---------- RECORDED DATA

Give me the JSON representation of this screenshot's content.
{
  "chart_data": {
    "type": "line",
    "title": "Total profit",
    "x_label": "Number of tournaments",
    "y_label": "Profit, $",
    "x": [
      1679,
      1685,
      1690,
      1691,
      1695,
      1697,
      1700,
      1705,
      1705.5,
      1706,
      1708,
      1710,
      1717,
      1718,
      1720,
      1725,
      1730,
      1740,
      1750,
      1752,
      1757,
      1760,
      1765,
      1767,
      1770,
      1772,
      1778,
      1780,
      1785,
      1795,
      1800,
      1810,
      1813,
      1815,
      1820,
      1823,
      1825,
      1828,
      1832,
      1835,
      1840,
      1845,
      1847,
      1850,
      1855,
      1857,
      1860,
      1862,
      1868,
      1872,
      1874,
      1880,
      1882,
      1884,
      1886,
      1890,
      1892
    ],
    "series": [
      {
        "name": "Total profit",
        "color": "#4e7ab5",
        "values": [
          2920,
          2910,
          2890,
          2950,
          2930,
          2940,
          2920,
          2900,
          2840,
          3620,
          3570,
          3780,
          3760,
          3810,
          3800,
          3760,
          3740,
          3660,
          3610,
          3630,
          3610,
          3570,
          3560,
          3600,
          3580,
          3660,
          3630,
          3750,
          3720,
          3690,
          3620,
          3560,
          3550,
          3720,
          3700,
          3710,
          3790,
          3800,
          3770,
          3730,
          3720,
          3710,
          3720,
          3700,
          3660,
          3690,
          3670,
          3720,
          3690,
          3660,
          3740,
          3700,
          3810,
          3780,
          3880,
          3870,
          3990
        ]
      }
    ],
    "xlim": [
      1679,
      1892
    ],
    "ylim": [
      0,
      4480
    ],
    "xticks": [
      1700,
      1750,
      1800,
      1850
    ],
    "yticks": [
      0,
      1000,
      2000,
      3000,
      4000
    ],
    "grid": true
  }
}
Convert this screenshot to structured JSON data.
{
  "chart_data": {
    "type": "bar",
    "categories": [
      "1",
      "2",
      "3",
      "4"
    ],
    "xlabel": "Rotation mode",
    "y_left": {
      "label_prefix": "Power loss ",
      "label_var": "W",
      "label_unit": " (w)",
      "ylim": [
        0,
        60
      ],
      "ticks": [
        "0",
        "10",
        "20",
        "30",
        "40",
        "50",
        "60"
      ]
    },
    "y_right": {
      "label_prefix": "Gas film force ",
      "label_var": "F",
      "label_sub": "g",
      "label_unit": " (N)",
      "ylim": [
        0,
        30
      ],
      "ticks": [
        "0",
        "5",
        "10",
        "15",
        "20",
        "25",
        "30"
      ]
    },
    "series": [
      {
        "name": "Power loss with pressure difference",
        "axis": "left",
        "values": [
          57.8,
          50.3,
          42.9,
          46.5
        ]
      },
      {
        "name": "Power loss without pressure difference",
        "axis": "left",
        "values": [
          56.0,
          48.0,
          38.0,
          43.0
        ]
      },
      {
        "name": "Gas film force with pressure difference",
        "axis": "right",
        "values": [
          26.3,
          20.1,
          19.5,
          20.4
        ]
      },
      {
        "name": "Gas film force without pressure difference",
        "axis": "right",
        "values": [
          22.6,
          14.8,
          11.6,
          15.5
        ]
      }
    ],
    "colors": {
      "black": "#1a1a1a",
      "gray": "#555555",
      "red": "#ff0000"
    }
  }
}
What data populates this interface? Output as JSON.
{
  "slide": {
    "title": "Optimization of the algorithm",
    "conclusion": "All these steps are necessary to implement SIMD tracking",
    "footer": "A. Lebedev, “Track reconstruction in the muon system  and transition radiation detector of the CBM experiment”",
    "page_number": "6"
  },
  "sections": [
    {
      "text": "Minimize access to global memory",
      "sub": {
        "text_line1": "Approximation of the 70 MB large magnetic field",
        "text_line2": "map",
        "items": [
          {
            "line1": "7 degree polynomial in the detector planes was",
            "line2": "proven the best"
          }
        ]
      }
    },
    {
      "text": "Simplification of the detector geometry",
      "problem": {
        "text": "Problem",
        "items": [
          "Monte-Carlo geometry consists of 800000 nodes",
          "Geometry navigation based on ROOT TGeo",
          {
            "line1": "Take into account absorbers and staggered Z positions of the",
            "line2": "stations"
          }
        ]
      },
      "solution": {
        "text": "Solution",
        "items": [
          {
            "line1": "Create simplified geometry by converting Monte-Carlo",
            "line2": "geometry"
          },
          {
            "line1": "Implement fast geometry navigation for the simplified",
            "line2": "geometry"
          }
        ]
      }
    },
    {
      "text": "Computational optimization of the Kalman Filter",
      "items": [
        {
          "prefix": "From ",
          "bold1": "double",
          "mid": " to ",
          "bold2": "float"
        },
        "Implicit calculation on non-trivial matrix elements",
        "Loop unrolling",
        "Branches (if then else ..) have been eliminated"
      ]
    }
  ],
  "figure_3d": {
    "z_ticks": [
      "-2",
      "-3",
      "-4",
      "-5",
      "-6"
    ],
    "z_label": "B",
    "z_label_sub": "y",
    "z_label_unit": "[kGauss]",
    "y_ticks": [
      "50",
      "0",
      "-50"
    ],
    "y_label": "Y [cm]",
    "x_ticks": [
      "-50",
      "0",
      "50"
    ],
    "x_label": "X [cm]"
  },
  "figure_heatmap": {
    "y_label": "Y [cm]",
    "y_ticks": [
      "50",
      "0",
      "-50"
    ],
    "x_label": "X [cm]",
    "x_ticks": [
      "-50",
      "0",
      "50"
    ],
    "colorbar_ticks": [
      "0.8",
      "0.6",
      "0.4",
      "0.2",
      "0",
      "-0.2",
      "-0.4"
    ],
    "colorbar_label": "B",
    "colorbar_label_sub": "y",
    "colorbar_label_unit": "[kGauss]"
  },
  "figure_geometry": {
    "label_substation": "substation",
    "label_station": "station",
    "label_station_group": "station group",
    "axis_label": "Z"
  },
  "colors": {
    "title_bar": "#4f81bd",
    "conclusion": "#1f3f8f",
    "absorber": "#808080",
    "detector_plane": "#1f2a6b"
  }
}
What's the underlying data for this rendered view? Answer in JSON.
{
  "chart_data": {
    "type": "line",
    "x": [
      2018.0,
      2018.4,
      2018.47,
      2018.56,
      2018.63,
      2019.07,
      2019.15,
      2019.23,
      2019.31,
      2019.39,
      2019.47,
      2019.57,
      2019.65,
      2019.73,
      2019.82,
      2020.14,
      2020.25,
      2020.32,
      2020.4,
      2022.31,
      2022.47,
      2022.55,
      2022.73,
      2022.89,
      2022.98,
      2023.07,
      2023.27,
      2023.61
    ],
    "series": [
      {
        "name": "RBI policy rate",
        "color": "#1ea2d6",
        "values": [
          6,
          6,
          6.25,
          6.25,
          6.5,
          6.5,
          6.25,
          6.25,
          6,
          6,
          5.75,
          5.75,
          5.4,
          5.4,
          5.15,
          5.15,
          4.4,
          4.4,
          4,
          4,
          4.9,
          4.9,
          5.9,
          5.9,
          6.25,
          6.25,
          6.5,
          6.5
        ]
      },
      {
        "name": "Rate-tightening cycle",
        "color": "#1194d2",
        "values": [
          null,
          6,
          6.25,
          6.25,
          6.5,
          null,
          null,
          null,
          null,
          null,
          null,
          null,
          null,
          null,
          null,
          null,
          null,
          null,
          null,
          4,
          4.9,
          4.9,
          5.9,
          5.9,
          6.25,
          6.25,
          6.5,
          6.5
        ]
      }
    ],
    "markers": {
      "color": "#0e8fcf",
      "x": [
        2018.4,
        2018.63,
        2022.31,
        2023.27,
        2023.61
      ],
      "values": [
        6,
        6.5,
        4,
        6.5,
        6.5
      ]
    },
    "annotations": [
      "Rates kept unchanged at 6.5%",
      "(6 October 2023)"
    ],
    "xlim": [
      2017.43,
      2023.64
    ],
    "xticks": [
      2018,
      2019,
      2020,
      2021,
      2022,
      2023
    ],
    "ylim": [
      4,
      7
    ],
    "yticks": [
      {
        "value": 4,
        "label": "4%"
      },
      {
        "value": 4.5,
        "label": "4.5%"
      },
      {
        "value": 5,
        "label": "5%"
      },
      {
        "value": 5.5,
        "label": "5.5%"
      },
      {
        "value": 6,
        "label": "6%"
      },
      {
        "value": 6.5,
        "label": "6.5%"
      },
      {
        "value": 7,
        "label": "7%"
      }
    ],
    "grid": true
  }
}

--------------------

Whichever lines contain the string "Monte", select and copy them.

ANSWER TO THE TASK
          "Monte-Carlo geometry consists of 800000 nodes",
            "line1": "Create simplified geometry by converting Monte-Carlo",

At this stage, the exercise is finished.